__What you are asked to do__.
Below is a block of records; repeat each one exactly.

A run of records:
☆ ☆ ☆ ☆ ☆ ☆ ☆

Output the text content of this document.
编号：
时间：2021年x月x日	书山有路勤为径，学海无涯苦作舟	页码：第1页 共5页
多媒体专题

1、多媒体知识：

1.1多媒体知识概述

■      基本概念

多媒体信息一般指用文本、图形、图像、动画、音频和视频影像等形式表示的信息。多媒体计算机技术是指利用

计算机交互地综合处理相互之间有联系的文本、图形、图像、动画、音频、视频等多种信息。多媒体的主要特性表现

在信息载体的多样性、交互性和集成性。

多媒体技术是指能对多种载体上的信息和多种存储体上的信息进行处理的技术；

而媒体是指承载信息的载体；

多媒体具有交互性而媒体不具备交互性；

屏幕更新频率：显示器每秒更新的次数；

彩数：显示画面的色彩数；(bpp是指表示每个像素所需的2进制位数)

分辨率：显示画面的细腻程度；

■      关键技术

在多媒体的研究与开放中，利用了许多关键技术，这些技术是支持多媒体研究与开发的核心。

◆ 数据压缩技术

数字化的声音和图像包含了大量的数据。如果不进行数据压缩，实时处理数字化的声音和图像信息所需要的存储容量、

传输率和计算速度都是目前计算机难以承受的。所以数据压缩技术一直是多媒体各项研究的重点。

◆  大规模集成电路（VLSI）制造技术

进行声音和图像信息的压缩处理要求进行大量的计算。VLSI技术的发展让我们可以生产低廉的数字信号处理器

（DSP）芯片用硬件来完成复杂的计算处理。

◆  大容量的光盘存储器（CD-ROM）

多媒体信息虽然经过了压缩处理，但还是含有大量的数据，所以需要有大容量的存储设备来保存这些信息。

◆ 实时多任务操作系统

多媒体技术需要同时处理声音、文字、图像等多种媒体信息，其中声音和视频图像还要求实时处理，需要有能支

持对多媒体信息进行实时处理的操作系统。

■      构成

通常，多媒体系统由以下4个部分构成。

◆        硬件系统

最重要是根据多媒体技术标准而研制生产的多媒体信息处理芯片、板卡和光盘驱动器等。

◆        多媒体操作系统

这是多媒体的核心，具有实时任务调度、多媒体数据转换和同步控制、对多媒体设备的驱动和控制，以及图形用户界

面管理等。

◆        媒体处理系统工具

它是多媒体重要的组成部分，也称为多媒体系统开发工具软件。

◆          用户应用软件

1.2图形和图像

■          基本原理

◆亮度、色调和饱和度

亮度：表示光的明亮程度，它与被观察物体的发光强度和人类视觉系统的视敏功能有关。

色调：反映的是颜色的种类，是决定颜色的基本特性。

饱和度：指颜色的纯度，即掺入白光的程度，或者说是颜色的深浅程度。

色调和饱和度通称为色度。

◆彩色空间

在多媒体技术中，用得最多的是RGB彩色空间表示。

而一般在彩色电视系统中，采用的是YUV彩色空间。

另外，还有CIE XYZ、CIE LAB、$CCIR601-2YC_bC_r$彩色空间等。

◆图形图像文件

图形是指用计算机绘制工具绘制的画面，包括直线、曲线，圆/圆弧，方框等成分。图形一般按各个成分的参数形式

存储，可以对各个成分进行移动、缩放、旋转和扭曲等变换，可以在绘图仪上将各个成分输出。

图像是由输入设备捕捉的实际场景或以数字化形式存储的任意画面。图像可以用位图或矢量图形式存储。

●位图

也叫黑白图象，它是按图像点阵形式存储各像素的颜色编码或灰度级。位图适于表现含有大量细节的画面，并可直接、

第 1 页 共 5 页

☆ ☆ ☆ ☆ ☆ ☆ ☆

__Task answer__.
Output the text content of this document.
编号：
时间：2021年x月x日	书山有路勤为径，学海无涯苦作舟	页码：第1页 共5页
多媒体专题

1、多媒体知识：

1.1多媒体知识概述

■      基本概念

多媒体信息一般指用文本、图形、图像、动画、音频和视频影像等形式表示的信息。多媒体计算机技术是指利用

计算机交互地综合处理相互之间有联系的文本、图形、图像、动画、音频、视频等多种信息。多媒体的主要特性表现

在信息载体的多样性、交互性和集成性。

多媒体技术是指能对多种载体上的信息和多种存储体上的信息进行处理的技术；

而媒体是指承载信息的载体；

多媒体具有交互性而媒体不具备交互性；

屏幕更新频率：显示器每秒更新的次数；

彩数：显示画面的色彩数；(bpp是指表示每个像素所需的2进制位数)

分辨率：显示画面的细腻程度；

■      关键技术

在多媒体的研究与开放中，利用了许多关键技术，这些技术是支持多媒体研究与开发的核心。

◆ 数据压缩技术

数字化的声音和图像包含了大量的数据。如果不进行数据压缩，实时处理数字化的声音和图像信息所需要的存储容量、

传输率和计算速度都是目前计算机难以承受的。所以数据压缩技术一直是多媒体各项研究的重点。

◆  大规模集成电路（VLSI）制造技术

进行声音和图像信息的压缩处理要求进行大量的计算。VLSI技术的发展让我们可以生产低廉的数字信号处理器

（DSP）芯片用硬件来完成复杂的计算处理。

◆  大容量的光盘存储器（CD-ROM）

多媒体信息虽然经过了压缩处理，但还是含有大量的数据，所以需要有大容量的存储设备来保存这些信息。

◆ 实时多任务操作系统

多媒体技术需要同时处理声音、文字、图像等多种媒体信息，其中声音和视频图像还要求实时处理，需要有能支

持对多媒体信息进行实时处理的操作系统。

■      构成

通常，多媒体系统由以下4个部分构成。

◆        硬件系统

最重要是根据多媒体技术标准而研制生产的多媒体信息处理芯片、板卡和光盘驱动器等。

◆        多媒体操作系统

这是多媒体的核心，具有实时任务调度、多媒体数据转换和同步控制、对多媒体设备的驱动和控制，以及图形用户界

面管理等。

◆        媒体处理系统工具

它是多媒体重要的组成部分，也称为多媒体系统开发工具软件。

◆          用户应用软件

1.2图形和图像

■          基本原理

◆亮度、色调和饱和度

亮度：表示光的明亮程度，它与被观察物体的发光强度和人类视觉系统的视敏功能有关。

色调：反映的是颜色的种类，是决定颜色的基本特性。

饱和度：指颜色的纯度，即掺入白光的程度，或者说是颜色的深浅程度。

色调和饱和度通称为色度。

◆彩色空间

在多媒体技术中，用得最多的是RGB彩色空间表示。

而一般在彩色电视系统中，采用的是YUV彩色空间。

另外，还有CIE XYZ、CIE LAB、$CCIR601-2YC_bC_r$彩色空间等。

◆图形图像文件

图形是指用计算机绘制工具绘制的画面，包括直线、曲线，圆/圆弧，方框等成分。图形一般按各个成分的参数形式

存储，可以对各个成分进行移动、缩放、旋转和扭曲等变换，可以在绘图仪上将各个成分输出。

图像是由输入设备捕捉的实际场景或以数字化形式存储的任意画面。图像可以用位图或矢量图形式存储。

●位图

也叫黑白图象，它是按图像点阵形式存储各像素的颜色编码或灰度级。位图适于表现含有大量细节的画面，并可直接、

第 1 页 共 5 页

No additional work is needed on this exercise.